● **YOUR OBJECTIVE**:
In the listing below, identify each line with the word "Attribute" and return those lines.

(Collection entries)
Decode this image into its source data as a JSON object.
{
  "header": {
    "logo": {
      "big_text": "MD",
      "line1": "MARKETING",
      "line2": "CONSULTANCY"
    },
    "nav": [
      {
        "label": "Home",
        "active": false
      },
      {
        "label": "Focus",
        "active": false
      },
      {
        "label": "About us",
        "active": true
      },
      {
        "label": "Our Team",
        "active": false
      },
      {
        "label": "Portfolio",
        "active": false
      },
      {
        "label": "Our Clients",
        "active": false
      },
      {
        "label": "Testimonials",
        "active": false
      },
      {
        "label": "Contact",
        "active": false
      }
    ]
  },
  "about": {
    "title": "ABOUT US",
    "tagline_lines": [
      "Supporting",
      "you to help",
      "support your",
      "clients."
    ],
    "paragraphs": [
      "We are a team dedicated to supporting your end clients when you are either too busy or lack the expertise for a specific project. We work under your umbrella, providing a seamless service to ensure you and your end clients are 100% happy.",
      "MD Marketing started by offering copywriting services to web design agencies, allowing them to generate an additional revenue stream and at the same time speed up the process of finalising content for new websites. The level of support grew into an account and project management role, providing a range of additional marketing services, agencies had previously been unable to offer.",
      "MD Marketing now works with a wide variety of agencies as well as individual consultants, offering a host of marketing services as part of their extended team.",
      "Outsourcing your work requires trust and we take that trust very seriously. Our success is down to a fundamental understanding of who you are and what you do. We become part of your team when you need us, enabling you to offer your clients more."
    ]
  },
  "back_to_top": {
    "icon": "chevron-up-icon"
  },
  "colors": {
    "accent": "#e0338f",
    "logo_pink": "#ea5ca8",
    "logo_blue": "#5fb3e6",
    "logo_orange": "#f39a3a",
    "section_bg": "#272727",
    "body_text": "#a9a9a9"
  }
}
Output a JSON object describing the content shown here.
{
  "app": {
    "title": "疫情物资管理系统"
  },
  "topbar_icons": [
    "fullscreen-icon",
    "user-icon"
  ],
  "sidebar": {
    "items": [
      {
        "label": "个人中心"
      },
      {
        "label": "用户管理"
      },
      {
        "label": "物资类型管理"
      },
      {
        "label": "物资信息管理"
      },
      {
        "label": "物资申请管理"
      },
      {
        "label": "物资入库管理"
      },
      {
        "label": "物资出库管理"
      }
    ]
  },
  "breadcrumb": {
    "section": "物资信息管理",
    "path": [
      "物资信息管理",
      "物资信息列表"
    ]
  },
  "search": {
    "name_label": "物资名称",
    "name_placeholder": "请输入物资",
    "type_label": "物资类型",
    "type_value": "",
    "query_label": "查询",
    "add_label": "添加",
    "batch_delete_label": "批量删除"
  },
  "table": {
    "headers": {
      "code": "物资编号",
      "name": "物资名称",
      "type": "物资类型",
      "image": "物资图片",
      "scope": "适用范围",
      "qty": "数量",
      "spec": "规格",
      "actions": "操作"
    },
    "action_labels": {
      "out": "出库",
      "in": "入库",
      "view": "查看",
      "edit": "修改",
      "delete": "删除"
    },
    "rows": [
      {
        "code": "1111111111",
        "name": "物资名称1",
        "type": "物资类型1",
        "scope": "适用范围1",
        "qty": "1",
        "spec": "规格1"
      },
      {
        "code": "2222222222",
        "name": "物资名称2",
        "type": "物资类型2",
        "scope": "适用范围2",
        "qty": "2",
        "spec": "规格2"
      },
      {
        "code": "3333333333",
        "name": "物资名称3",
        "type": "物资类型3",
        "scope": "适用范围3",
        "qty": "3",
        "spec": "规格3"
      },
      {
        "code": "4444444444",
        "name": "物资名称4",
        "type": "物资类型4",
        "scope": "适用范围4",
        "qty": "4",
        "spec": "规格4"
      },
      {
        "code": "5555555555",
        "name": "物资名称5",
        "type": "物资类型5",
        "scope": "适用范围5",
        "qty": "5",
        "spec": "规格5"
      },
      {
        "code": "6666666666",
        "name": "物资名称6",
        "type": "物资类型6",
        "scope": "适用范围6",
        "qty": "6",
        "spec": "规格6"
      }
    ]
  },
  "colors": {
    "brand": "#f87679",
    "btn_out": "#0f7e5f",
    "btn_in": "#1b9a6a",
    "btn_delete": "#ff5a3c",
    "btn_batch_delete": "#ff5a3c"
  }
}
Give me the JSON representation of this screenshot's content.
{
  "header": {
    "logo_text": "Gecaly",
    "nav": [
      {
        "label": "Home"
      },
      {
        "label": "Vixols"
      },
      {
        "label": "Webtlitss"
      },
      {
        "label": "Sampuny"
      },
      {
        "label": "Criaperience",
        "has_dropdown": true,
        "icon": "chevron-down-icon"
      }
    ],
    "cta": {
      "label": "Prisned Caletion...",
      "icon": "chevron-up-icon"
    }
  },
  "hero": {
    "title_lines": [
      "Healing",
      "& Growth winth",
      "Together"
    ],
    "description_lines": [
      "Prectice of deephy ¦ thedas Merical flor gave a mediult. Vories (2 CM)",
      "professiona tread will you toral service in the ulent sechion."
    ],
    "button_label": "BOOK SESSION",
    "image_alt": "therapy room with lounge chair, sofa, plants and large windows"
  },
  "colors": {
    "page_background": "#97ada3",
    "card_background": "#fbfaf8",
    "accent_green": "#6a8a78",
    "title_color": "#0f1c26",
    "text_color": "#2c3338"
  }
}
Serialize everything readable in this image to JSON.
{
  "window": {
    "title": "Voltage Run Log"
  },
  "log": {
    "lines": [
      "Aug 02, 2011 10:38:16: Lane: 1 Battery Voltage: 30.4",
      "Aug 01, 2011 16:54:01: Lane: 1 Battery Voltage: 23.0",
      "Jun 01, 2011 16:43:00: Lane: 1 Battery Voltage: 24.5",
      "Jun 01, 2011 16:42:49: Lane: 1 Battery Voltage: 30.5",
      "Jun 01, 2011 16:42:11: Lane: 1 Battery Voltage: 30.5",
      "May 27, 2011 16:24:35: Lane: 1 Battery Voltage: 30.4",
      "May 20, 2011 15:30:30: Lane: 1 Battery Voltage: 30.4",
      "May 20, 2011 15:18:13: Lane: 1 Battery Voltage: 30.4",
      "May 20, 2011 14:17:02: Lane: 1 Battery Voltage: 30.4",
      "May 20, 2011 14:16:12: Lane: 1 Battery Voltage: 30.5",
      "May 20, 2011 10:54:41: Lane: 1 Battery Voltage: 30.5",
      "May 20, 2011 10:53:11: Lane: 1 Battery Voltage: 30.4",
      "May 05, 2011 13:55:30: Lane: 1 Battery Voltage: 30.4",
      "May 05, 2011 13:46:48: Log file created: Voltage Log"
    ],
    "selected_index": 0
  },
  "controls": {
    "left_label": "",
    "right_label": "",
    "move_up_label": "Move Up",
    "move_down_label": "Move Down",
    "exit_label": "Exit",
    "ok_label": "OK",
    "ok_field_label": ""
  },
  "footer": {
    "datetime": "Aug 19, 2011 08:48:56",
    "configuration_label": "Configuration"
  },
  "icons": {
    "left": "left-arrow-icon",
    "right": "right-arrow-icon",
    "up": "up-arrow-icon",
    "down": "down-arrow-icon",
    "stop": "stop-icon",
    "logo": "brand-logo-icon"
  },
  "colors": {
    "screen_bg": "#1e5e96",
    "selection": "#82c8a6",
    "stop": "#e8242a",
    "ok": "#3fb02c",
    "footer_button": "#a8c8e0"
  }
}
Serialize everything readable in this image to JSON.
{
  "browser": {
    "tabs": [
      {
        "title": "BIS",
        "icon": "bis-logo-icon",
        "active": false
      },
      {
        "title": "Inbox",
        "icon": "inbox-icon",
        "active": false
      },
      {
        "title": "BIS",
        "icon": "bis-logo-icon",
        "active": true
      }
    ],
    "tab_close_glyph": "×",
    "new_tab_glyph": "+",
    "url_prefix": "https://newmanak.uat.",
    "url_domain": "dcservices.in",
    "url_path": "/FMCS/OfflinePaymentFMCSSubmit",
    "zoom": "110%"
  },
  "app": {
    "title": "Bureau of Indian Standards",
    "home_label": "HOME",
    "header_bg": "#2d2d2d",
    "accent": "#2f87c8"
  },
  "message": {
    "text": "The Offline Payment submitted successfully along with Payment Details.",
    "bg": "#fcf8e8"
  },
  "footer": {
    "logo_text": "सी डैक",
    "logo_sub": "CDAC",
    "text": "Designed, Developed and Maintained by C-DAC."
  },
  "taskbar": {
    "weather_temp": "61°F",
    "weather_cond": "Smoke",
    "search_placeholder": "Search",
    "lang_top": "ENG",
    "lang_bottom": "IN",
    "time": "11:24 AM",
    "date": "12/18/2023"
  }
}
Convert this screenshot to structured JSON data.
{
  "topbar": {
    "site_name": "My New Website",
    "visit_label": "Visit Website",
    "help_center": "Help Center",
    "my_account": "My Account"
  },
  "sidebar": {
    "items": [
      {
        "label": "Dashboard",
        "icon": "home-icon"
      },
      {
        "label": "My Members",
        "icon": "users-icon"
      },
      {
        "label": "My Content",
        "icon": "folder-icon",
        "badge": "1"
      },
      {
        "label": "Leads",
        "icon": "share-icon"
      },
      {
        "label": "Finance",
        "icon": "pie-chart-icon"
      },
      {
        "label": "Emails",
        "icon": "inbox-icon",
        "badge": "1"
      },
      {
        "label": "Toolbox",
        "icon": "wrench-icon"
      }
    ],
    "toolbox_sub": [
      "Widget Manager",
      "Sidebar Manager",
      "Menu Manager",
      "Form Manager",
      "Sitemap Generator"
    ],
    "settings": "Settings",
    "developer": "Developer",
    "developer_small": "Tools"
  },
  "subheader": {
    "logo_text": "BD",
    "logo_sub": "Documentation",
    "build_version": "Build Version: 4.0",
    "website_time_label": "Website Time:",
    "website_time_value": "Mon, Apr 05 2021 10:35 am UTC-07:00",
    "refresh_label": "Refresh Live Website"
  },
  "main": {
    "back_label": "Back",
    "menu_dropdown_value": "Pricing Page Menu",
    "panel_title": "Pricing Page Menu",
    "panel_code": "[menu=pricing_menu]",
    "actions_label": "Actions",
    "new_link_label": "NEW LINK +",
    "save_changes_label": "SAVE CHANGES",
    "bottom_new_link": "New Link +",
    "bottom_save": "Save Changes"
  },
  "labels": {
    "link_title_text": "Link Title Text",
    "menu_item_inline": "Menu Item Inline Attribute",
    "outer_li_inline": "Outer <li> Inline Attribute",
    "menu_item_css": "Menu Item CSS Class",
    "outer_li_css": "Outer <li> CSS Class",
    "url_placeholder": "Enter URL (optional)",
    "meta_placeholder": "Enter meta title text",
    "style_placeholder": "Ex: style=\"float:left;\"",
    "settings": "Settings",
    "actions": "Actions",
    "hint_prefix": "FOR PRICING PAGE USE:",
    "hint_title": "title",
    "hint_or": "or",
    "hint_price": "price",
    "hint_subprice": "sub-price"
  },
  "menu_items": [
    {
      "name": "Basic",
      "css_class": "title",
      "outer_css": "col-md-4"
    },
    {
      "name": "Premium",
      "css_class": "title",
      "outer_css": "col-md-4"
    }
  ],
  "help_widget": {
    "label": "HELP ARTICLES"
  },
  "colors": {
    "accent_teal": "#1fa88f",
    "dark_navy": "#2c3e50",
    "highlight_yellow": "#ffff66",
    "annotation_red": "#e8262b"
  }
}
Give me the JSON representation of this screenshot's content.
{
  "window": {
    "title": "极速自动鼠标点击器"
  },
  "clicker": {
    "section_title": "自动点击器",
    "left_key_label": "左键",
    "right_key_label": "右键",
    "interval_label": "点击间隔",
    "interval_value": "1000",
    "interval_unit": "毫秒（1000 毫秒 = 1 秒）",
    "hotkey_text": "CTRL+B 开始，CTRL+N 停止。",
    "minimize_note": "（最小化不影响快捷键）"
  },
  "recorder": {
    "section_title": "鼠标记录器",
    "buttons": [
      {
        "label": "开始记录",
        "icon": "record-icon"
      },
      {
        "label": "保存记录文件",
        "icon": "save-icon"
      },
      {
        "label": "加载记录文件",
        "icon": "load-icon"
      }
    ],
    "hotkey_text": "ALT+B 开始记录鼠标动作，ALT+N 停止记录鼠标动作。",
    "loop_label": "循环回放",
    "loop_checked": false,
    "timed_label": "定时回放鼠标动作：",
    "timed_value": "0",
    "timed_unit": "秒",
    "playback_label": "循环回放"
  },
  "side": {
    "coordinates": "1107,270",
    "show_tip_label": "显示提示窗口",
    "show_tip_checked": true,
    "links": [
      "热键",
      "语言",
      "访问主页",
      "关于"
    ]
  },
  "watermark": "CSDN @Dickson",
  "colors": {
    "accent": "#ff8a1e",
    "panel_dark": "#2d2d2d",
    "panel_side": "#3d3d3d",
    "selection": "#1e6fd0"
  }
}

● **ANSWER**:
    "menu_item_inline": "Menu Item Inline Attribute",
    "outer_li_inline": "Outer <li> Inline Attribute",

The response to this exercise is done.